— begin —

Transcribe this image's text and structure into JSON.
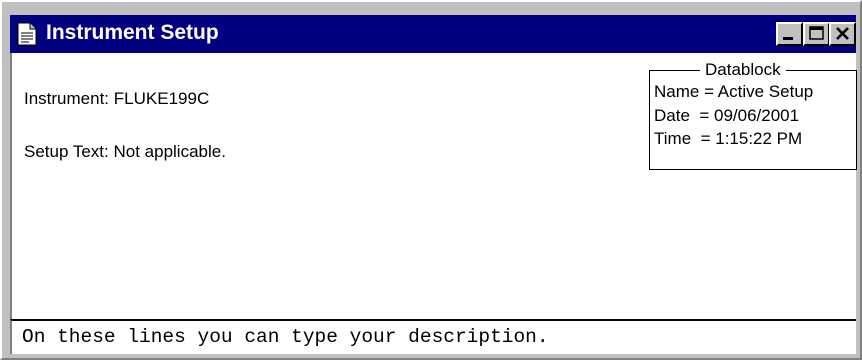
{
  "window": {
    "title": "Instrument Setup",
    "titlebar_color": "#000080",
    "icon": "document-icon",
    "buttons": [
      "minimize-icon",
      "maximize-icon",
      "close-icon"
    ]
  },
  "info": {
    "instrument_label": "Instrument:",
    "instrument_value": "FLUKE199C",
    "setup_text_label": "Setup Text:",
    "setup_text_value": "Not applicable."
  },
  "datablock": {
    "title": "Datablock",
    "name_line": "Name = Active Setup",
    "date_line": "Date  = 09/06/2001",
    "time_line": "Time  = 1:15:22 PM"
  },
  "description": {
    "text": "On these lines you can type your description."
  }
}
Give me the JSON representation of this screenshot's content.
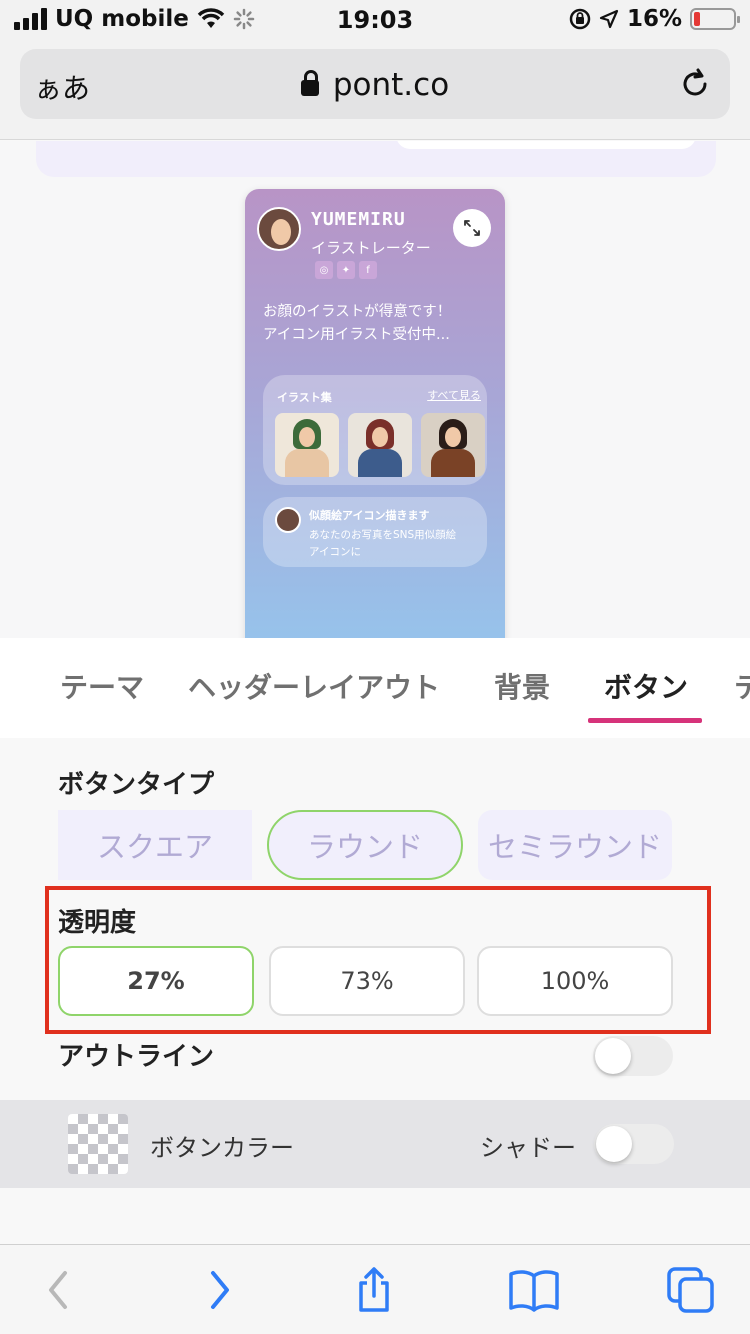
{
  "status_bar": {
    "carrier": "UQ mobile",
    "time": "19:03",
    "battery_percent": "16%",
    "battery_level": 0.16
  },
  "browser": {
    "aa_label": "ぁあ",
    "url": "pont.co"
  },
  "preview": {
    "name": "YUMEMIRU",
    "role": "イラストレーター",
    "bio": "お顔のイラストが得意です！\nアイコン用イラスト受付中...",
    "gallery_title": "イラスト集",
    "gallery_see_all": "すべて見る",
    "card_title": "似顔絵アイコン描きます",
    "card_desc": "あなたのお写真をSNS用似顔絵\nアイコンに",
    "gradient_top": "#b894c6",
    "gradient_bottom": "#96c4ec"
  },
  "tabs": [
    {
      "label": "テーマ",
      "active": false
    },
    {
      "label": "ヘッダーレイアウト",
      "active": false
    },
    {
      "label": "背景",
      "active": false
    },
    {
      "label": "ボタン",
      "active": true
    },
    {
      "label": "テ",
      "active": false
    }
  ],
  "settings": {
    "button_type_title": "ボタンタイプ",
    "button_types": [
      "スクエア",
      "ラウンド",
      "セミラウンド"
    ],
    "selected_button_type": "ラウンド",
    "opacity_title": "透明度",
    "opacity_options": [
      "27%",
      "73%",
      "100%"
    ],
    "selected_opacity": "27%",
    "outline_label": "アウトライン",
    "outline_on": false,
    "button_color_label": "ボタンカラー",
    "shadow_label": "シャドー",
    "shadow_on": false
  },
  "colors": {
    "accent_tab": "#d6337a",
    "selected_border": "#8fd46a",
    "highlight_box": "#e0301e",
    "ios_blue": "#2f7cf6"
  },
  "toolbar_icons": [
    "back-icon",
    "forward-icon",
    "share-icon",
    "bookmarks-icon",
    "tabs-icon"
  ]
}
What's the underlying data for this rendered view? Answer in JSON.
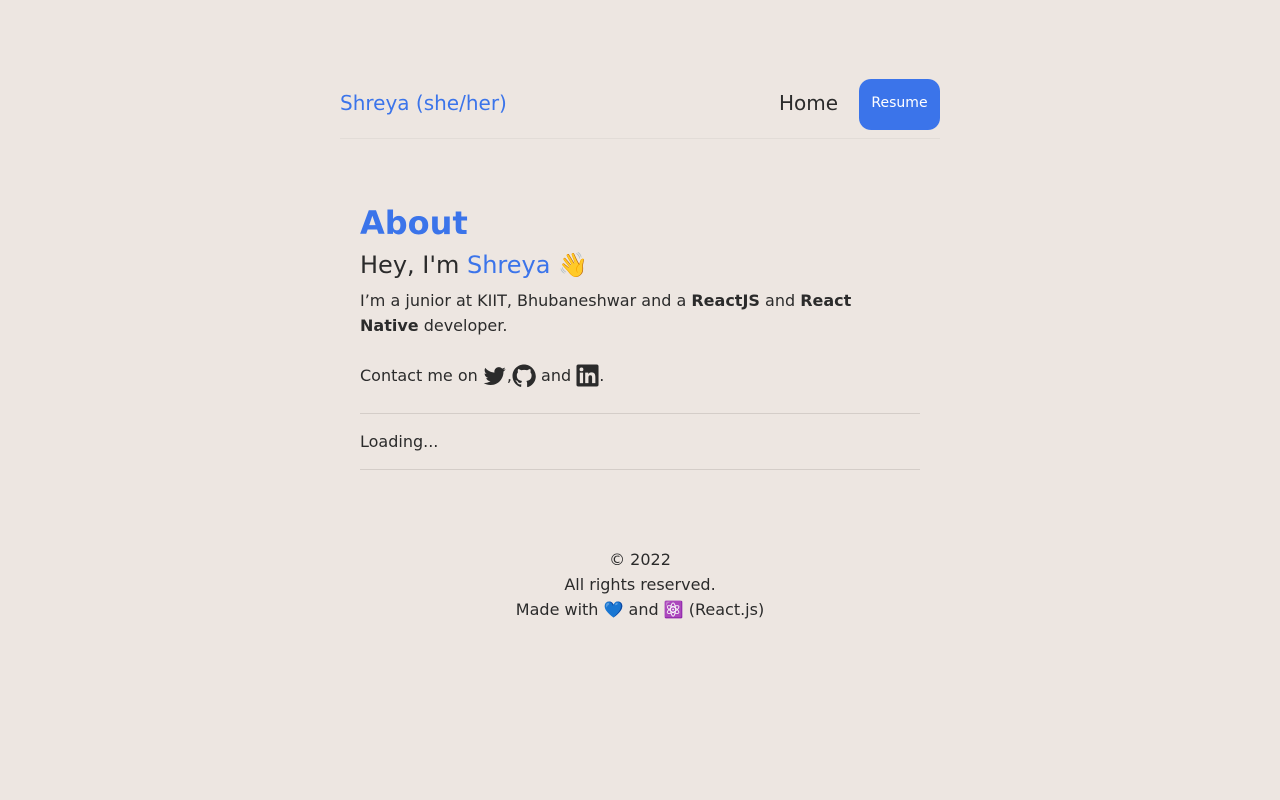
{
  "nav": {
    "brand": "Shreya (she/her)",
    "home_label": "Home",
    "resume_label": "Resume"
  },
  "about": {
    "heading": "About",
    "greeting_prefix": "Hey, I'm ",
    "greeting_name": "Shreya",
    "greeting_emoji": "👋",
    "bio_part1": "I’m a junior at KIIT, Bhubaneshwar and a ",
    "bio_bold1": "ReactJS",
    "bio_part2": " and ",
    "bio_bold2": "React Native",
    "bio_part3": " developer.",
    "contact_prefix": "Contact me on ",
    "contact_comma": ",",
    "contact_and": " and ",
    "contact_period": ".",
    "icons": [
      "twitter-icon",
      "github-icon",
      "linkedin-icon"
    ]
  },
  "status": {
    "loading_text": "Loading..."
  },
  "footer": {
    "copyright": "© 2022",
    "rights": "All rights reserved.",
    "made_with": "Made with 💙 and ⚛️ (React.js)"
  },
  "colors": {
    "background": "#ede6e1",
    "accent": "#3b74ea",
    "text": "#2b2b2b"
  }
}
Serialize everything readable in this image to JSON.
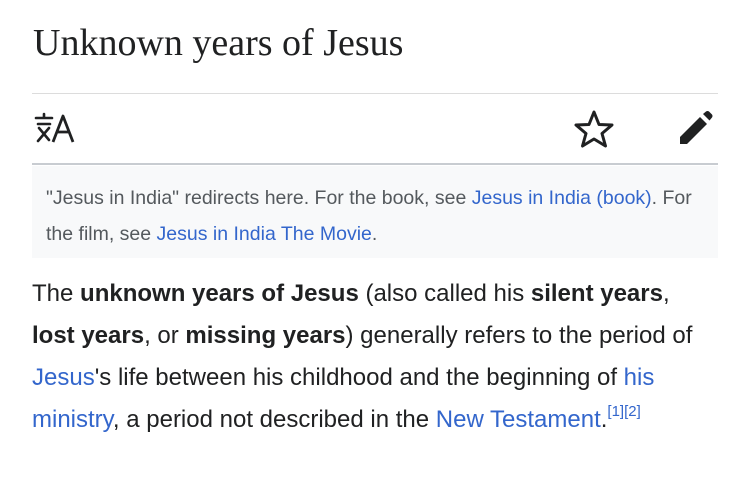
{
  "article": {
    "title": "Unknown years of Jesus"
  },
  "toolbar": {
    "language_icon": "translate-icon",
    "watch_icon": "star-icon",
    "edit_icon": "pencil-icon"
  },
  "hatnote": {
    "text1": "\"Jesus in India\" redirects here. For the book, see ",
    "link1": "Jesus in India (book)",
    "text2": ". For the film, see ",
    "link2": "Jesus in India The Movie",
    "text3": "."
  },
  "lead": {
    "t1": "The ",
    "b1": "unknown years of Jesus",
    "t2": " (also called his ",
    "b2": "silent years",
    "t3": ",",
    "b3": "lost years",
    "t4": ", or ",
    "b4": "missing years",
    "t5": ") generally refers to the period of ",
    "l1": "Jesus",
    "t6": "'s life between his childhood and the beginning of ",
    "l2": "his ministry",
    "t7": ", a period not described in the ",
    "l3": "New Testament",
    "t8": ".",
    "ref1": "[1]",
    "ref2": "[2]"
  },
  "colors": {
    "link": "#3366cc",
    "text": "#202122",
    "hatnote_bg": "#f8f9fa",
    "hatnote_text": "#54595d"
  }
}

— end —

PROBLEM STATEMENT: Locate the word "years" in the records above, and return each line that has it.

REPLY TO THE TASK:
    "title": "Unknown years of Jesus"
    "b1": "unknown years of Jesus",
    "b2": "silent years",
    "b3": "lost years",
    "b4": "missing years",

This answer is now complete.